[Data items]
## START
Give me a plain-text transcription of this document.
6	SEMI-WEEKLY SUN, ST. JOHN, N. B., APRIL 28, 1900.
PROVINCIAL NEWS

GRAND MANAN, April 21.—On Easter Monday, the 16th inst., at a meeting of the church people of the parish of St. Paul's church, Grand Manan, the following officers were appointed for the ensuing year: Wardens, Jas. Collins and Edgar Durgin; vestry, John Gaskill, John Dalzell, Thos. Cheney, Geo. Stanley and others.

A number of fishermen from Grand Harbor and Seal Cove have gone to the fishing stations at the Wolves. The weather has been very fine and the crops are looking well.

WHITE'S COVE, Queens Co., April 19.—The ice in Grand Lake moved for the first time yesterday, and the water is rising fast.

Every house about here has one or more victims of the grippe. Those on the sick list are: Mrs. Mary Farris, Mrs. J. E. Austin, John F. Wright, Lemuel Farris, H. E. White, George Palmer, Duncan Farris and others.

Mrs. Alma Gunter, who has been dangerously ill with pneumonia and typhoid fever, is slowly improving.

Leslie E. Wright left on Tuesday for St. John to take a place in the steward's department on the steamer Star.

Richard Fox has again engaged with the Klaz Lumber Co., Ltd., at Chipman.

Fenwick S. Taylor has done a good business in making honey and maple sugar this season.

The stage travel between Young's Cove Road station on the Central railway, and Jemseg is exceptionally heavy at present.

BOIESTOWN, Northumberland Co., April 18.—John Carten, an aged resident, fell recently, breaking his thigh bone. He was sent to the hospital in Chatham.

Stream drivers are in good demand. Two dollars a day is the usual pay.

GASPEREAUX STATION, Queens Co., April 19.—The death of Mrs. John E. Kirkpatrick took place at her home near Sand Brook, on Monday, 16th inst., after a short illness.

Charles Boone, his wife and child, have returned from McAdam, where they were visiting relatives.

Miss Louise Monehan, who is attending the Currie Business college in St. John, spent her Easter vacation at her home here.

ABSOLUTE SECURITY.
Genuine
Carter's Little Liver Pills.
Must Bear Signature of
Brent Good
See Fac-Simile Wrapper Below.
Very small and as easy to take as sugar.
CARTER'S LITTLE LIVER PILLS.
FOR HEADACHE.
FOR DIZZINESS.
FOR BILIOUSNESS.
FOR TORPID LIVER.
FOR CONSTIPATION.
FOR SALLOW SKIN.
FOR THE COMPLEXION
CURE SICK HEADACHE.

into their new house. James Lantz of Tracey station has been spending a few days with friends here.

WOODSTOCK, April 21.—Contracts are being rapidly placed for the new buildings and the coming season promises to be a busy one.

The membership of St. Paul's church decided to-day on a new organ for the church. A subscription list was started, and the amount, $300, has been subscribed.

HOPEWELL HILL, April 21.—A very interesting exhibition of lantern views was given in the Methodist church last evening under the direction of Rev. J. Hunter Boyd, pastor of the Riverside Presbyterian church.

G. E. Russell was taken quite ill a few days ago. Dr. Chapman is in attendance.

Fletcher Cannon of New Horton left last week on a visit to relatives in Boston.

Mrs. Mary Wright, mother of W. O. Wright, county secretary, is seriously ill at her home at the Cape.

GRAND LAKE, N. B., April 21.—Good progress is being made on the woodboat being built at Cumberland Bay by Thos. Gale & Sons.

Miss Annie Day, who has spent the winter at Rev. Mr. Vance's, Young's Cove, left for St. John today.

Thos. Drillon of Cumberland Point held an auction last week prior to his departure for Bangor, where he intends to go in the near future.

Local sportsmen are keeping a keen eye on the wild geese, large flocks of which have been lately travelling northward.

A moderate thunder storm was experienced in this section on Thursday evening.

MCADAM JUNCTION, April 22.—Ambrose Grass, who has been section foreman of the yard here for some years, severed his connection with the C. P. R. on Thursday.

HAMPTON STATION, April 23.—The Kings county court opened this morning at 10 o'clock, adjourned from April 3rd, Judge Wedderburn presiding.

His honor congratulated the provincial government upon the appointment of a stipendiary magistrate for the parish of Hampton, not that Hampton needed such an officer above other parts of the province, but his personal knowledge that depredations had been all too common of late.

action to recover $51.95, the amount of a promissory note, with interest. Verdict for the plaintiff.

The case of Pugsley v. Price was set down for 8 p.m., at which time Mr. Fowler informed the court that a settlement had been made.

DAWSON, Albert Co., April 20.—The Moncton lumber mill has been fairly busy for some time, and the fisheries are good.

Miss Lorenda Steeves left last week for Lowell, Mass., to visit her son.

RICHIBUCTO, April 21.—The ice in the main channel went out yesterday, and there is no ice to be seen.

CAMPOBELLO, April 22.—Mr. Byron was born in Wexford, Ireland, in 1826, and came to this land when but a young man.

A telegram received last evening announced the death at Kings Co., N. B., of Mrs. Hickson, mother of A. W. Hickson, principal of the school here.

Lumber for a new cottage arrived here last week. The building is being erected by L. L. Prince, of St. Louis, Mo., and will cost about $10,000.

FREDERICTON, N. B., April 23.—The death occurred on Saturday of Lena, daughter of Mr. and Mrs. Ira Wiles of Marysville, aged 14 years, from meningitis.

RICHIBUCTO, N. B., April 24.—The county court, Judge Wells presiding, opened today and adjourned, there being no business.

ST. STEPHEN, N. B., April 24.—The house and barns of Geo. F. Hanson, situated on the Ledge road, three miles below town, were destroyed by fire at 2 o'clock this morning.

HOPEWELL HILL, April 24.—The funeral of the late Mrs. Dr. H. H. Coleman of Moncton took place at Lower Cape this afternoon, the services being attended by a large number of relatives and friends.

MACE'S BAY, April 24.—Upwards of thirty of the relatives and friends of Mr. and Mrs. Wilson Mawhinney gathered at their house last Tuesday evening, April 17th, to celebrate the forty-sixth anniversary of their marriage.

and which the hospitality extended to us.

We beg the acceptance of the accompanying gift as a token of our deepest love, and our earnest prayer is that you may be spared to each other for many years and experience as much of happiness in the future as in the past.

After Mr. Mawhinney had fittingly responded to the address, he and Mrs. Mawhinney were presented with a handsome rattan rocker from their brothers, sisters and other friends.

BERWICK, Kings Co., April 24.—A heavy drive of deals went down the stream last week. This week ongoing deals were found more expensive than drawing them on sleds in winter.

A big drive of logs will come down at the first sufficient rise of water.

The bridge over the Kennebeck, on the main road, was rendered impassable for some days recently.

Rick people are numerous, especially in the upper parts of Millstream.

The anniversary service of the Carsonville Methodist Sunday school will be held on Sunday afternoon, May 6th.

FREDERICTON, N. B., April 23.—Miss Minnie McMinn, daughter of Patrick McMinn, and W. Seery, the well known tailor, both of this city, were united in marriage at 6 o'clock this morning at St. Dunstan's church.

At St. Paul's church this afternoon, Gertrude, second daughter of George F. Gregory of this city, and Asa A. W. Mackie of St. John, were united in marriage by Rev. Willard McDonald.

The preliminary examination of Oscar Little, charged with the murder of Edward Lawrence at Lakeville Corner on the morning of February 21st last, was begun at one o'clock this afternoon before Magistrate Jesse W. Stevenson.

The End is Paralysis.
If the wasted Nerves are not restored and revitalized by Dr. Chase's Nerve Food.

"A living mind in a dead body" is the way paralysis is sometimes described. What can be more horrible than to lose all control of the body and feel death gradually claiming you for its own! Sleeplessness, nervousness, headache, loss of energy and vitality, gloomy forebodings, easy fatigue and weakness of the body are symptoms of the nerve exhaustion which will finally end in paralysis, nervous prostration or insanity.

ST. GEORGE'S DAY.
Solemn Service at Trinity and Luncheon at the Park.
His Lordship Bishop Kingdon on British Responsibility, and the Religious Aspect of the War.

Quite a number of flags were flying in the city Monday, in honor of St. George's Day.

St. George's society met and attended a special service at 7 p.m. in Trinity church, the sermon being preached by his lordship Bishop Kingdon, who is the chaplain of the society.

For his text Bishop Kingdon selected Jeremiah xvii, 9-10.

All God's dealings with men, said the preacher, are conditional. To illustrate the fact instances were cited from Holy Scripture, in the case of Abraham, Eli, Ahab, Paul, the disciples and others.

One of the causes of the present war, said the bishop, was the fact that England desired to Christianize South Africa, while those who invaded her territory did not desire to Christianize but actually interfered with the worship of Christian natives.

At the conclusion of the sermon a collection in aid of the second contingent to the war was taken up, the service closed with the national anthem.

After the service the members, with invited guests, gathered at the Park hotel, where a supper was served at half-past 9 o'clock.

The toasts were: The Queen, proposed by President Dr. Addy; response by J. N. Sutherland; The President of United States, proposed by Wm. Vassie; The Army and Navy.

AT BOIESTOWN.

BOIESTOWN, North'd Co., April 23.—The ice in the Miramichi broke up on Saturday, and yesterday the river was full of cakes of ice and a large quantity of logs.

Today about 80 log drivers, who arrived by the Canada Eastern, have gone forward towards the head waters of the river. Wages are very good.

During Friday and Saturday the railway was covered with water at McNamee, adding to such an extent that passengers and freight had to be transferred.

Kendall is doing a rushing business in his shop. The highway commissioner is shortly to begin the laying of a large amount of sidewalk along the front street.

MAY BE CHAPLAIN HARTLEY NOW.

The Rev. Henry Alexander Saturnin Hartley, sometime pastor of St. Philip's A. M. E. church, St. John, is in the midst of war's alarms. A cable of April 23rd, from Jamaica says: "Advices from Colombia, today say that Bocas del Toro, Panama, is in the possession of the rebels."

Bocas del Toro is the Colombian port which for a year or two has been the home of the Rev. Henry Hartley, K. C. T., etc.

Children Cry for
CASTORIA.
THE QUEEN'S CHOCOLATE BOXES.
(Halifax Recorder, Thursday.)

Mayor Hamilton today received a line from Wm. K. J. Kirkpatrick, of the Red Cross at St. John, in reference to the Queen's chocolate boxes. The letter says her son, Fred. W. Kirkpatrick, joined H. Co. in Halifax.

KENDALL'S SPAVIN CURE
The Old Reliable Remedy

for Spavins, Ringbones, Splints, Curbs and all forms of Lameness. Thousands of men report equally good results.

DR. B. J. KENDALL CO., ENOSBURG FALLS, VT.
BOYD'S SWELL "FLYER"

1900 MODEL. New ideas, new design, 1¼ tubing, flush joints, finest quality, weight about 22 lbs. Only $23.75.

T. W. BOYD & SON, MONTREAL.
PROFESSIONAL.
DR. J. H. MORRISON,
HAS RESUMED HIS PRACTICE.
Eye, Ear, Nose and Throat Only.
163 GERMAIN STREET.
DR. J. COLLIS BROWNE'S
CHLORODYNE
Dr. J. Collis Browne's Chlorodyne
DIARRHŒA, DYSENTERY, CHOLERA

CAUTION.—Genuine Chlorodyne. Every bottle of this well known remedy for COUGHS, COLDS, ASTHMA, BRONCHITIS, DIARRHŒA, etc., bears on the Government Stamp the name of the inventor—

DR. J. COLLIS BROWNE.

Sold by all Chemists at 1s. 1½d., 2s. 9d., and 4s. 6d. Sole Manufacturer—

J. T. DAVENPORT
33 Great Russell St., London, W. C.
## END
## START
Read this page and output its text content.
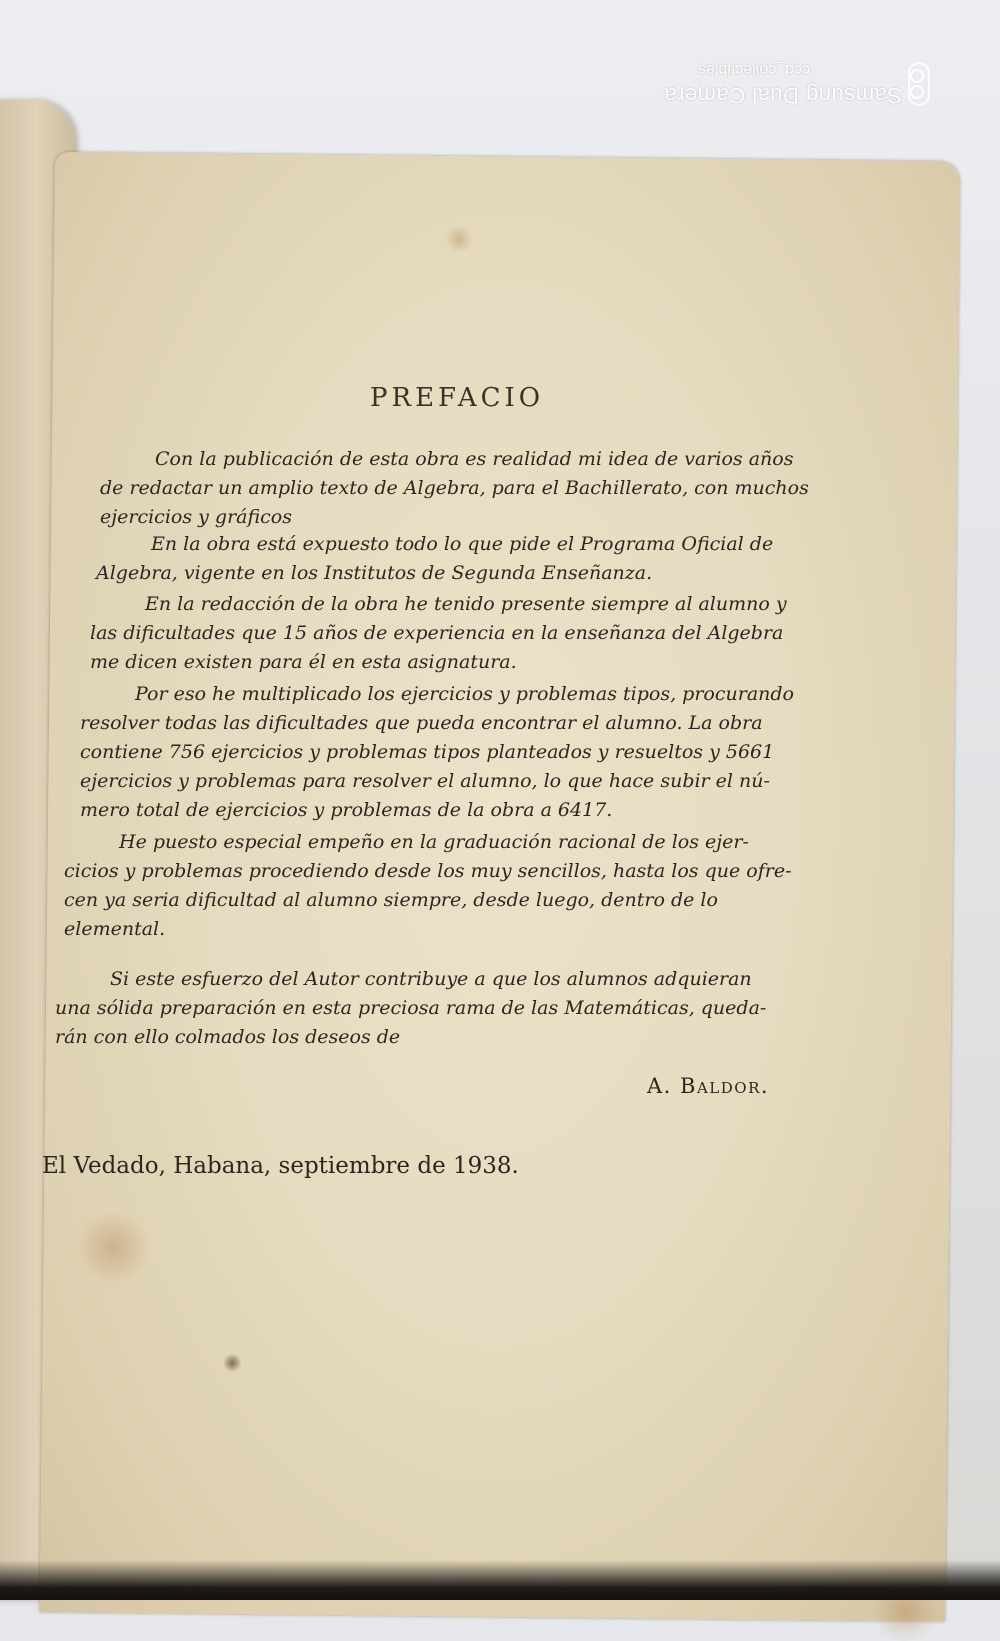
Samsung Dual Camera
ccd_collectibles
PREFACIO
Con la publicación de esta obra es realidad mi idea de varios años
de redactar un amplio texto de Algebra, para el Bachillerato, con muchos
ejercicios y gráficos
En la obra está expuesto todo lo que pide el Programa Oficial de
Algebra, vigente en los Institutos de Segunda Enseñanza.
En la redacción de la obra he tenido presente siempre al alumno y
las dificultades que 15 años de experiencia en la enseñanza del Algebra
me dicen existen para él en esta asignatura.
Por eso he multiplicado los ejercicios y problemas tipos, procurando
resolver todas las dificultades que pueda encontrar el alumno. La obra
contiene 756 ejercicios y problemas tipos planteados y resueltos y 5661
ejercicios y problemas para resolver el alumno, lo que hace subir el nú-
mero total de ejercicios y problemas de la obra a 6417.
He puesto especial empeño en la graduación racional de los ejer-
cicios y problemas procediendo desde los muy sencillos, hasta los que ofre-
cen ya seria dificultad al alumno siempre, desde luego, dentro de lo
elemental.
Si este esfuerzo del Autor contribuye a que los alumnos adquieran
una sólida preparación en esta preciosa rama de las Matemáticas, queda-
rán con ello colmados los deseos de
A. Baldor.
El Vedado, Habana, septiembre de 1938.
## END
**Given task**.
Count the lines in the records above that contain the word "have", and give only that number.

**Solution**.
4